#### Exercise details
Without changing a character, return the entries, but not the images they hold.

___ Listing ___

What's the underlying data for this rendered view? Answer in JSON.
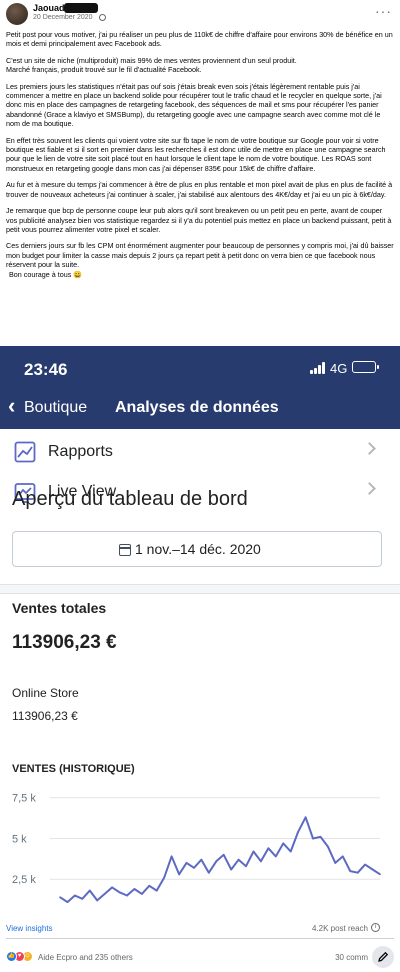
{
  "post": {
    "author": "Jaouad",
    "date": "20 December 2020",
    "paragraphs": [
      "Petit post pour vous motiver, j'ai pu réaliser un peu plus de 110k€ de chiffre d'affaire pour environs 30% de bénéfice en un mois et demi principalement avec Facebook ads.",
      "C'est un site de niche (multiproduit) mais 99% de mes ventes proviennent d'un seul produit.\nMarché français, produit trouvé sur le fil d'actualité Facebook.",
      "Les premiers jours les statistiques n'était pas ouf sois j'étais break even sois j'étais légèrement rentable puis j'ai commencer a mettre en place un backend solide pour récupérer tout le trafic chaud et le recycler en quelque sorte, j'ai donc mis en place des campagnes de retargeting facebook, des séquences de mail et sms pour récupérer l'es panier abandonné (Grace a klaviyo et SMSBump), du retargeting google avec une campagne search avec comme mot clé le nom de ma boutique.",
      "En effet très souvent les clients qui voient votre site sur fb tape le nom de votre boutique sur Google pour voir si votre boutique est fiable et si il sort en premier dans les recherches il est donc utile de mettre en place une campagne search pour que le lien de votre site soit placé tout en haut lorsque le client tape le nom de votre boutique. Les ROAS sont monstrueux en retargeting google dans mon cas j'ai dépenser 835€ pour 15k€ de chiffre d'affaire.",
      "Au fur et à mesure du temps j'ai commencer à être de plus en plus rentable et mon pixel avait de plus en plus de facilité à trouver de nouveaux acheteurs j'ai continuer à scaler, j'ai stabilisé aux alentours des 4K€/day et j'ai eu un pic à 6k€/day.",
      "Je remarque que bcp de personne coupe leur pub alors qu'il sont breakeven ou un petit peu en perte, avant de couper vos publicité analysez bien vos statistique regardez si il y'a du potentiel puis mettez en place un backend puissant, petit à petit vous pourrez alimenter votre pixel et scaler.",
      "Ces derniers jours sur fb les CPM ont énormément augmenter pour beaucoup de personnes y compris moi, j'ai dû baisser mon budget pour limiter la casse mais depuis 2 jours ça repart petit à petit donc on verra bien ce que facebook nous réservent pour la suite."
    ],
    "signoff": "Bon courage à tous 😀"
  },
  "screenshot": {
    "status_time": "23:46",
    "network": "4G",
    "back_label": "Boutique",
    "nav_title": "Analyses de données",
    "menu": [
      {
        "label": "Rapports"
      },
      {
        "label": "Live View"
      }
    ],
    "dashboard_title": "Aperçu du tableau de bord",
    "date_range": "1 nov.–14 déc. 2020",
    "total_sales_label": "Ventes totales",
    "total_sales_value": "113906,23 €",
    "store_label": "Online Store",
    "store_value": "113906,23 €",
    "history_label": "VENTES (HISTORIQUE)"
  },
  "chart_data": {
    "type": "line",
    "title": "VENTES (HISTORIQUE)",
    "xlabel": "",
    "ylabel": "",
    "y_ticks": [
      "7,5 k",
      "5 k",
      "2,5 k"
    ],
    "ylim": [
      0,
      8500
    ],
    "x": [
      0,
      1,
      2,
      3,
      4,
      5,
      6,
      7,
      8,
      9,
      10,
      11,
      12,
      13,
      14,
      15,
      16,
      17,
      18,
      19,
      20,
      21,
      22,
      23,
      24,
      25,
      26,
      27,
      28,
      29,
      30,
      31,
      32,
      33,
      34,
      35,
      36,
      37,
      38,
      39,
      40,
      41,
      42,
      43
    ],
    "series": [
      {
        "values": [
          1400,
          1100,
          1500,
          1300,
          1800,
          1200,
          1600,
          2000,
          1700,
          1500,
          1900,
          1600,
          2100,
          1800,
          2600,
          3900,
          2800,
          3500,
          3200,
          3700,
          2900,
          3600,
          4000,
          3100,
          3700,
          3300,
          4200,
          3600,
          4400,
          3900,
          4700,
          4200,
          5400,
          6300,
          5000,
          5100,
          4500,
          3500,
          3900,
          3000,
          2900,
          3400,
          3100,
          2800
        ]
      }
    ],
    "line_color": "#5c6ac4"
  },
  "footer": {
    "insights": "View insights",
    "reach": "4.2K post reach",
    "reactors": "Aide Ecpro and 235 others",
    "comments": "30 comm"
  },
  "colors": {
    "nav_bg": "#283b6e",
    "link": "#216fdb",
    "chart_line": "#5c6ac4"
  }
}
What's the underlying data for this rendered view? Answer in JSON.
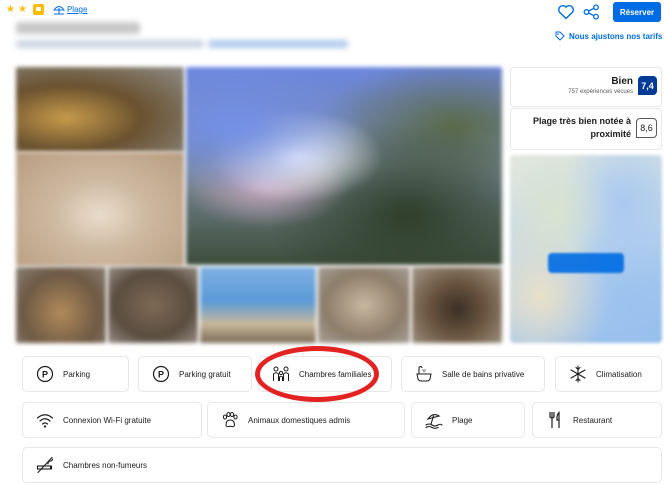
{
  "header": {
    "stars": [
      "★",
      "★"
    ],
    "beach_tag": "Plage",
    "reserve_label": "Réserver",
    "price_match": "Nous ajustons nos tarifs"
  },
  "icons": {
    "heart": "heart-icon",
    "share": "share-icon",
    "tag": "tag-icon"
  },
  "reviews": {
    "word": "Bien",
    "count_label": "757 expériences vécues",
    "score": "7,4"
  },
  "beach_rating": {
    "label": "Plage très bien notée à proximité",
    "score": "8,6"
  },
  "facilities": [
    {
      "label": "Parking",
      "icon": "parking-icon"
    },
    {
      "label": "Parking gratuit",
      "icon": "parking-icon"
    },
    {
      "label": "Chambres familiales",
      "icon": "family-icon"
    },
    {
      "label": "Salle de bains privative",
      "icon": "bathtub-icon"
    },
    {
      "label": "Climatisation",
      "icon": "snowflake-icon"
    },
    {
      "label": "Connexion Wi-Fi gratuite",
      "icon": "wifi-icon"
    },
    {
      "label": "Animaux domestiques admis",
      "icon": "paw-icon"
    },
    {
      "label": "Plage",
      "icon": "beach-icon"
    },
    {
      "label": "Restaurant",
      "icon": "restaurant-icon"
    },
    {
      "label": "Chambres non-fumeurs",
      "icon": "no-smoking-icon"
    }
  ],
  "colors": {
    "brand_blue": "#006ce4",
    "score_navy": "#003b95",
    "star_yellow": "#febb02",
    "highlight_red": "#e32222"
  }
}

___

#### Final answer
What's the underlying data for this rendered view? Answer in JSON.
{
  "post": {
    "author": "Jaouad",
    "date": "20 December 2020",
    "paragraphs": [
      "Petit post pour vous motiver, j'ai pu réaliser un peu plus de 110k€ de chiffre d'affaire pour environs 30% de bénéfice en un mois et demi principalement avec Facebook ads.",
      "C'est un site de niche (multiproduit) mais 99% de mes ventes proviennent d'un seul produit.\nMarché français, produit trouvé sur le fil d'actualité Facebook.",
      "Les premiers jours les statistiques n'était pas ouf sois j'étais break even sois j'étais légèrement rentable puis j'ai commencer a mettre en place un backend solide pour récupérer tout le trafic chaud et le recycler en quelque sorte, j'ai donc mis en place des campagnes de retargeting facebook, des séquences de mail et sms pour récupérer l'es panier abandonné (Grace a klaviyo et SMSBump), du retargeting google avec une campagne search avec comme mot clé le nom de ma boutique.",
      "En effet très souvent les clients qui voient votre site sur fb tape le nom de votre boutique sur Google pour voir si votre boutique est fiable et si il sort en premier dans les recherches il est donc utile de mettre en place une campagne search pour que le lien de votre site soit placé tout en haut lorsque le client tape le nom de votre boutique. Les ROAS sont monstrueux en retargeting google dans mon cas j'ai dépenser 835€ pour 15k€ de chiffre d'affaire.",
      "Au fur et à mesure du temps j'ai commencer à être de plus en plus rentable et mon pixel avait de plus en plus de facilité à trouver de nouveaux acheteurs j'ai continuer à scaler, j'ai stabilisé aux alentours des 4K€/day et j'ai eu un pic à 6k€/day.",
      "Je remarque que bcp de personne coupe leur pub alors qu'il sont breakeven ou un petit peu en perte, avant de couper vos publicité analysez bien vos statistique regardez si il y'a du potentiel puis mettez en place un backend puissant, petit à petit vous pourrez alimenter votre pixel et scaler.",
      "Ces derniers jours sur fb les CPM ont énormément augmenter pour beaucoup de personnes y compris moi, j'ai dû baisser mon budget pour limiter la casse mais depuis 2 jours ça repart petit à petit donc on verra bien ce que facebook nous réservent pour la suite."
    ],
    "signoff": "Bon courage à tous 😀"
  },
  "screenshot": {
    "status_time": "23:46",
    "network": "4G",
    "back_label": "Boutique",
    "nav_title": "Analyses de données",
    "menu": [
      {
        "label": "Rapports"
      },
      {
        "label": "Live View"
      }
    ],
    "dashboard_title": "Aperçu du tableau de bord",
    "date_range": "1 nov.–14 déc. 2020",
    "total_sales_label": "Ventes totales",
    "total_sales_value": "113906,23 €",
    "store_label": "Online Store",
    "store_value": "113906,23 €",
    "history_label": "VENTES (HISTORIQUE)"
  },
  "chart_data": {
    "type": "line",
    "title": "VENTES (HISTORIQUE)",
    "xlabel": "",
    "ylabel": "",
    "y_ticks": [
      "7,5 k",
      "5 k",
      "2,5 k"
    ],
    "ylim": [
      0,
      8500
    ],
    "x": [
      0,
      1,
      2,
      3,
      4,
      5,
      6,
      7,
      8,
      9,
      10,
      11,
      12,
      13,
      14,
      15,
      16,
      17,
      18,
      19,
      20,
      21,
      22,
      23,
      24,
      25,
      26,
      27,
      28,
      29,
      30,
      31,
      32,
      33,
      34,
      35,
      36,
      37,
      38,
      39,
      40,
      41,
      42,
      43
    ],
    "series": [
      {
        "values": [
          1400,
          1100,
          1500,
          1300,
          1800,
          1200,
          1600,
          2000,
          1700,
          1500,
          1900,
          1600,
          2100,
          1800,
          2600,
          3900,
          2800,
          3500,
          3200,
          3700,
          2900,
          3600,
          4000,
          3100,
          3700,
          3300,
          4200,
          3600,
          4400,
          3900,
          4700,
          4200,
          5400,
          6300,
          5000,
          5100,
          4500,
          3500,
          3900,
          3000,
          2900,
          3400,
          3100,
          2800
        ]
      }
    ],
    "line_color": "#5c6ac4"
  },
  "footer": {
    "insights": "View insights",
    "reach": "4.2K post reach",
    "reactors": "Aide Ecpro and 235 others",
    "comments": "30 comm"
  },
  "colors": {
    "nav_bg": "#283b6e",
    "link": "#216fdb",
    "chart_line": "#5c6ac4"
  }
}
What's the underlying data for this rendered view? Answer in JSON.
{
  "header": {
    "stars": [
      "★",
      "★"
    ],
    "beach_tag": "Plage",
    "reserve_label": "Réserver",
    "price_match": "Nous ajustons nos tarifs"
  },
  "icons": {
    "heart": "heart-icon",
    "share": "share-icon",
    "tag": "tag-icon"
  },
  "reviews": {
    "word": "Bien",
    "count_label": "757 expériences vécues",
    "score": "7,4"
  },
  "beach_rating": {
    "label": "Plage très bien notée à proximité",
    "score": "8,6"
  },
  "facilities": [
    {
      "label": "Parking",
      "icon": "parking-icon"
    },
    {
      "label": "Parking gratuit",
      "icon": "parking-icon"
    },
    {
      "label": "Chambres familiales",
      "icon": "family-icon"
    },
    {
      "label": "Salle de bains privative",
      "icon": "bathtub-icon"
    },
    {
      "label": "Climatisation",
      "icon": "snowflake-icon"
    },
    {
      "label": "Connexion Wi-Fi gratuite",
      "icon": "wifi-icon"
    },
    {
      "label": "Animaux domestiques admis",
      "icon": "paw-icon"
    },
    {
      "label": "Plage",
      "icon": "beach-icon"
    },
    {
      "label": "Restaurant",
      "icon": "restaurant-icon"
    },
    {
      "label": "Chambres non-fumeurs",
      "icon": "no-smoking-icon"
    }
  ],
  "colors": {
    "brand_blue": "#006ce4",
    "score_navy": "#003b95",
    "star_yellow": "#febb02",
    "highlight_red": "#e32222"
  }
}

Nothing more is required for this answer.